--- start of Supplied data ---
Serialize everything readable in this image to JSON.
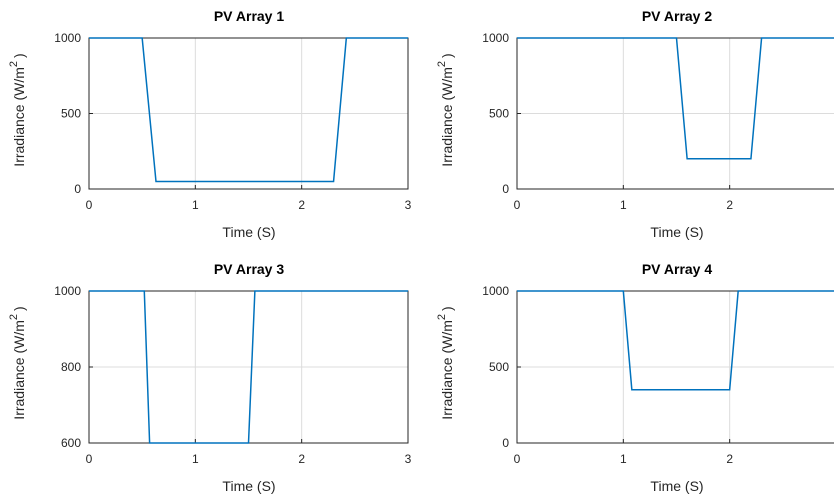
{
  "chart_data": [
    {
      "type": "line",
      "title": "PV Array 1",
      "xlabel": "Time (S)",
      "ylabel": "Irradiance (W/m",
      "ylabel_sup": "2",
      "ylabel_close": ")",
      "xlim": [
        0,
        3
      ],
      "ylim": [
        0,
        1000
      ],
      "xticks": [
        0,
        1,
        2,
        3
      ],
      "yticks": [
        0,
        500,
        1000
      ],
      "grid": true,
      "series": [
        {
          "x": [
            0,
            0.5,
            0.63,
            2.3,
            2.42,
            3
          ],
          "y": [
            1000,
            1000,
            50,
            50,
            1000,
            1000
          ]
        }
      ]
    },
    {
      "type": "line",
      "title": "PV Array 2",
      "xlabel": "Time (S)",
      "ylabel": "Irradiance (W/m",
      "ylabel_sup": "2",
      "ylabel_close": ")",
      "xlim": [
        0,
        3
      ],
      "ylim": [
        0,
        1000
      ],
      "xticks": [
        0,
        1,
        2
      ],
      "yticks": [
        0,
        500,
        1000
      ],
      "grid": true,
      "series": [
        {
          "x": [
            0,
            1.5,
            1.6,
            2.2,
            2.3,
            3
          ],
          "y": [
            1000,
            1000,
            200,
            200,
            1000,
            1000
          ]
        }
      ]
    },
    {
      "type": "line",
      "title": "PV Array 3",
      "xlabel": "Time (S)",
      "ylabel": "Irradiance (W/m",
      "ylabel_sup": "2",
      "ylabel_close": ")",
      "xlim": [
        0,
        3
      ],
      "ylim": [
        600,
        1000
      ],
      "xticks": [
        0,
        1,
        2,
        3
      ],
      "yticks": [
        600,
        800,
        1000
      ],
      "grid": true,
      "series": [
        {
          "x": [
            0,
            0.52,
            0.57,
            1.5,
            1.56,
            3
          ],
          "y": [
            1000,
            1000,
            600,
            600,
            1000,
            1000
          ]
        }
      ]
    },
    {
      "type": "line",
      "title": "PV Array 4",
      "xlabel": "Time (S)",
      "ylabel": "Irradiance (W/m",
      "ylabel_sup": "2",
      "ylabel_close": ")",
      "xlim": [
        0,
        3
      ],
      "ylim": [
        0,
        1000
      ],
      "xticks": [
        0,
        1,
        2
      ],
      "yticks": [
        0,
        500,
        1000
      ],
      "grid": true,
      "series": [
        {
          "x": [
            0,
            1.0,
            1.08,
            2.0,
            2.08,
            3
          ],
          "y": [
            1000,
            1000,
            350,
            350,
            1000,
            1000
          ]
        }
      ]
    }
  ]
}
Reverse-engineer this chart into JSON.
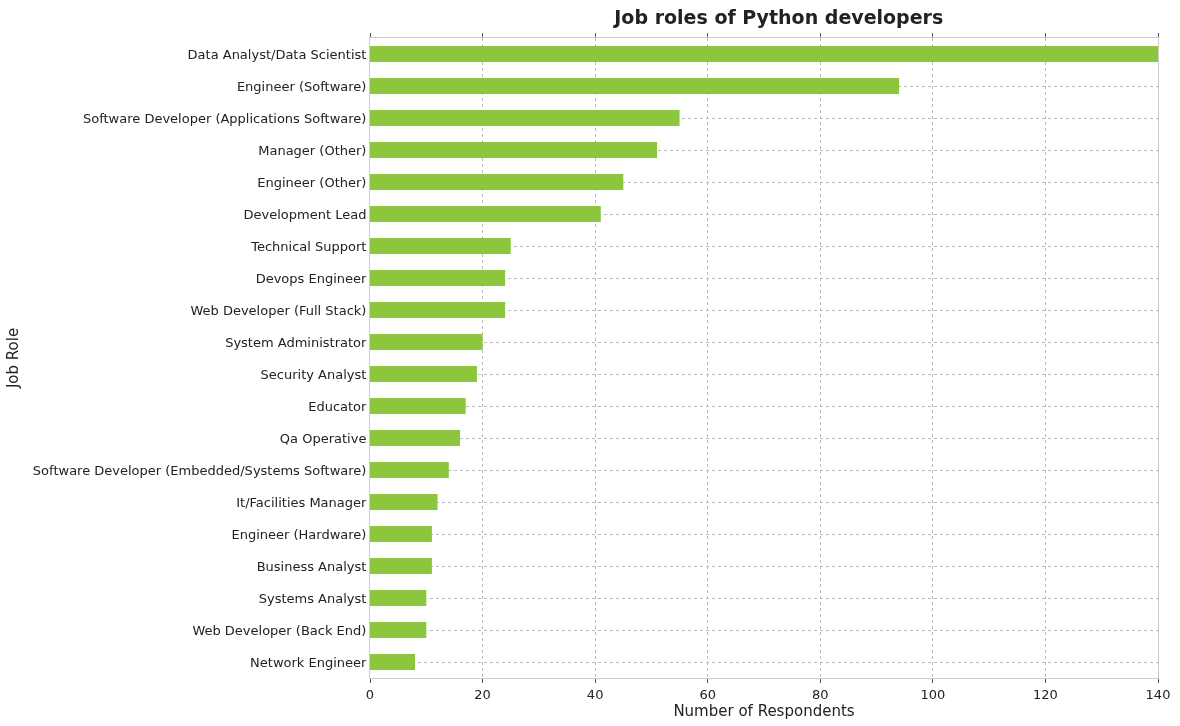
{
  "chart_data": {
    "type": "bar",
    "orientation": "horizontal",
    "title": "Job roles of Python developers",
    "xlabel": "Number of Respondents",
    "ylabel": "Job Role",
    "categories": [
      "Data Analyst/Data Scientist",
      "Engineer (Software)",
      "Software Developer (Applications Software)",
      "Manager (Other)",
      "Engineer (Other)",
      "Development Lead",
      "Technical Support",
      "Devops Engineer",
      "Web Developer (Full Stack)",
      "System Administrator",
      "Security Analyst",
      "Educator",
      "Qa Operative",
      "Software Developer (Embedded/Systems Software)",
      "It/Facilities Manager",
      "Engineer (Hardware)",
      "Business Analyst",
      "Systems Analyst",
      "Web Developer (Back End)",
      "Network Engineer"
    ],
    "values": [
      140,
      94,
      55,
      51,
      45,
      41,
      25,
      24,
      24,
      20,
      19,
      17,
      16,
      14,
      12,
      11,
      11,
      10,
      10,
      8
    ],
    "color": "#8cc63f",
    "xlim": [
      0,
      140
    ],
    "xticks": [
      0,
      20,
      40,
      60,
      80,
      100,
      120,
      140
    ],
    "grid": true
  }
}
--- end of Supplied data ---
--- start of Supplied data ---
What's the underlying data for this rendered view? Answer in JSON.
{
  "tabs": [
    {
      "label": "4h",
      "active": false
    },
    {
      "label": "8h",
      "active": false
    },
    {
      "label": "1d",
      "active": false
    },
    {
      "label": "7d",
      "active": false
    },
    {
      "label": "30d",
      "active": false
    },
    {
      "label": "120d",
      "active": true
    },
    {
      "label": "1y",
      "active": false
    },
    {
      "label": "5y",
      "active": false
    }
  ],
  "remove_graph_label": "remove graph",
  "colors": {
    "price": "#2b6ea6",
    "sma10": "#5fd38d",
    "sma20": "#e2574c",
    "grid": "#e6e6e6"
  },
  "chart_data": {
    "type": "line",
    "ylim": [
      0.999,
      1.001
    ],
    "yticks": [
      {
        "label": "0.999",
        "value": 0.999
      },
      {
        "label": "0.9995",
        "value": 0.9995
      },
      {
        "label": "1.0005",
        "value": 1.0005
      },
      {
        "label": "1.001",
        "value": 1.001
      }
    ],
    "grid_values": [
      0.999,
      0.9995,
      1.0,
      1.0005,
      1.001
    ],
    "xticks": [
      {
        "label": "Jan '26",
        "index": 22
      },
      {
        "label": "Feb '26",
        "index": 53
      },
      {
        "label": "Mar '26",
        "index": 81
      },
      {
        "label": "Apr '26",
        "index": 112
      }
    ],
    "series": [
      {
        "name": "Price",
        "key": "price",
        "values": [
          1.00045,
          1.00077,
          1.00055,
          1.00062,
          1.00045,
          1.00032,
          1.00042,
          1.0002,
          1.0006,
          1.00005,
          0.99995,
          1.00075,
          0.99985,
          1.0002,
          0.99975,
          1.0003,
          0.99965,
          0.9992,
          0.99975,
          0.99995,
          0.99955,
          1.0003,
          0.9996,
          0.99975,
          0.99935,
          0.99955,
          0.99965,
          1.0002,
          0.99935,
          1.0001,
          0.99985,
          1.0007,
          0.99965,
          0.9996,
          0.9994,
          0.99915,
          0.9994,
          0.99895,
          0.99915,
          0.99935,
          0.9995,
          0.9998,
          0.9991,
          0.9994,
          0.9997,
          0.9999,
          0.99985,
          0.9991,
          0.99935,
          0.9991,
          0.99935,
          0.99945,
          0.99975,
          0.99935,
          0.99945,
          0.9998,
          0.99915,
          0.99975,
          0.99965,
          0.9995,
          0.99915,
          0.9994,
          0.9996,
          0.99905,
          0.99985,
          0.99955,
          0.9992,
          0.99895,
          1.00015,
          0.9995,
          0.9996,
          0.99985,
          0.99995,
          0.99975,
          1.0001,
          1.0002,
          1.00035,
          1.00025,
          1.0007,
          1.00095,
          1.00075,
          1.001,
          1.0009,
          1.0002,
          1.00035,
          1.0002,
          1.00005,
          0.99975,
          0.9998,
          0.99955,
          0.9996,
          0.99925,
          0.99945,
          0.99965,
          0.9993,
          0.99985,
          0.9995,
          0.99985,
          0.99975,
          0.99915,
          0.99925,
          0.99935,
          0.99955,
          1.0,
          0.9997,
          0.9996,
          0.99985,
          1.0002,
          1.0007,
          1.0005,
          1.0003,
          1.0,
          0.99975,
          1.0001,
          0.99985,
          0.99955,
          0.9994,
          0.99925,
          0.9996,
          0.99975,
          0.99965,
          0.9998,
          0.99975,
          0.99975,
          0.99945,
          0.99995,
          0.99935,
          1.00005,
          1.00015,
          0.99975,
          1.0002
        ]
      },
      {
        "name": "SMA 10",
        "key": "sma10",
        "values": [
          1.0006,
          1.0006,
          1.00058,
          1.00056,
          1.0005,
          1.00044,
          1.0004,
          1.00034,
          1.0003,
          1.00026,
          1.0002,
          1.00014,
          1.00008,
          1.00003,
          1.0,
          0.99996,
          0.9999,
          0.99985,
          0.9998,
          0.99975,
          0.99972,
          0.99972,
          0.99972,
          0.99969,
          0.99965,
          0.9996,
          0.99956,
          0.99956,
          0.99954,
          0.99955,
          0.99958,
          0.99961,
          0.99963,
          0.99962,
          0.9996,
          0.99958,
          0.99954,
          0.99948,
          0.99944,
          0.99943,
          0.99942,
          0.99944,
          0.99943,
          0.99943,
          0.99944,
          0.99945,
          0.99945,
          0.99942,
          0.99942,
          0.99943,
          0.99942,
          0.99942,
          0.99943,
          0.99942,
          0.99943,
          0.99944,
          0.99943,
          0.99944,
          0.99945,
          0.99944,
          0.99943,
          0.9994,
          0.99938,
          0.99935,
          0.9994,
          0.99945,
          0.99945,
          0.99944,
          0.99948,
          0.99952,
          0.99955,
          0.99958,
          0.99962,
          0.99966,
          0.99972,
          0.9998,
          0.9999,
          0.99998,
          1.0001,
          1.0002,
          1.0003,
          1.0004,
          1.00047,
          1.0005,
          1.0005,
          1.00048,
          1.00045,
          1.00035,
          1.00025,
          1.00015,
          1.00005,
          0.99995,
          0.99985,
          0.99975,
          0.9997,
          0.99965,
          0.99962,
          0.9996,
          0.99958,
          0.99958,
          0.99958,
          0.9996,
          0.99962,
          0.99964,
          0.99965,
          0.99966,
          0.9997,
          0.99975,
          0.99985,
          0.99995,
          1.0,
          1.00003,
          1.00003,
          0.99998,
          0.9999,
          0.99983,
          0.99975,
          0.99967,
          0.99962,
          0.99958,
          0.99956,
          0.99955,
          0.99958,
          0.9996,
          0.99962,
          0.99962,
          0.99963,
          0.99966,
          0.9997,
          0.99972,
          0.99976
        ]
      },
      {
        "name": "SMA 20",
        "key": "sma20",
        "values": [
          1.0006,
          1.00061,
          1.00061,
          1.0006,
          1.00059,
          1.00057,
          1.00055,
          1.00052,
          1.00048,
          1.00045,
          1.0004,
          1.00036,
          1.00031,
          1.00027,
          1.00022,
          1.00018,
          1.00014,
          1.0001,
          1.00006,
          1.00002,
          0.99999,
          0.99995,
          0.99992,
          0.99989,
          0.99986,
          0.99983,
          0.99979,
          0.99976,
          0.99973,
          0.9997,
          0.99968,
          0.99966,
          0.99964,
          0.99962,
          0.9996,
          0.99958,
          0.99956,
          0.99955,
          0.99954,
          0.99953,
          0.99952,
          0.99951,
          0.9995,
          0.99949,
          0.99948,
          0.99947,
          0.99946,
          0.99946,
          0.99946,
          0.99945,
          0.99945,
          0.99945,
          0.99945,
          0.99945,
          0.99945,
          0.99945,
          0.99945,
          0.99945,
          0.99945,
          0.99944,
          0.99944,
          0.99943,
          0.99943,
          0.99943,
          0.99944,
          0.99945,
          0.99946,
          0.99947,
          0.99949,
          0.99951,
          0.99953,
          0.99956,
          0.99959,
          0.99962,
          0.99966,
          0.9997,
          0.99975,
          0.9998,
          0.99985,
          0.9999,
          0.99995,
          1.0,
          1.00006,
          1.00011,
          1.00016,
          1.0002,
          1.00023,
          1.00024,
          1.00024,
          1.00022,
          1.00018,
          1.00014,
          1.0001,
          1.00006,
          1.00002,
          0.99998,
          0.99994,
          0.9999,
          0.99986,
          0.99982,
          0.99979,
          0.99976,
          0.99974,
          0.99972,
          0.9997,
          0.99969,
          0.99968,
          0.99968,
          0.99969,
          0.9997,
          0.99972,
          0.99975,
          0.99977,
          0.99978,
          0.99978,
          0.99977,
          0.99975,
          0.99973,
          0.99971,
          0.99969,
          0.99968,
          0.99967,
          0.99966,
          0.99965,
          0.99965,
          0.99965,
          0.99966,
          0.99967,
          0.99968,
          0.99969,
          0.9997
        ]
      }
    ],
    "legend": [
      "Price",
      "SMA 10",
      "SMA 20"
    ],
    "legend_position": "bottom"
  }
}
--- end of Supplied data ---
> [Task statement] Check each line of the data above for the string "title" and report only how many lines have it.

> [Response to the exercise] 5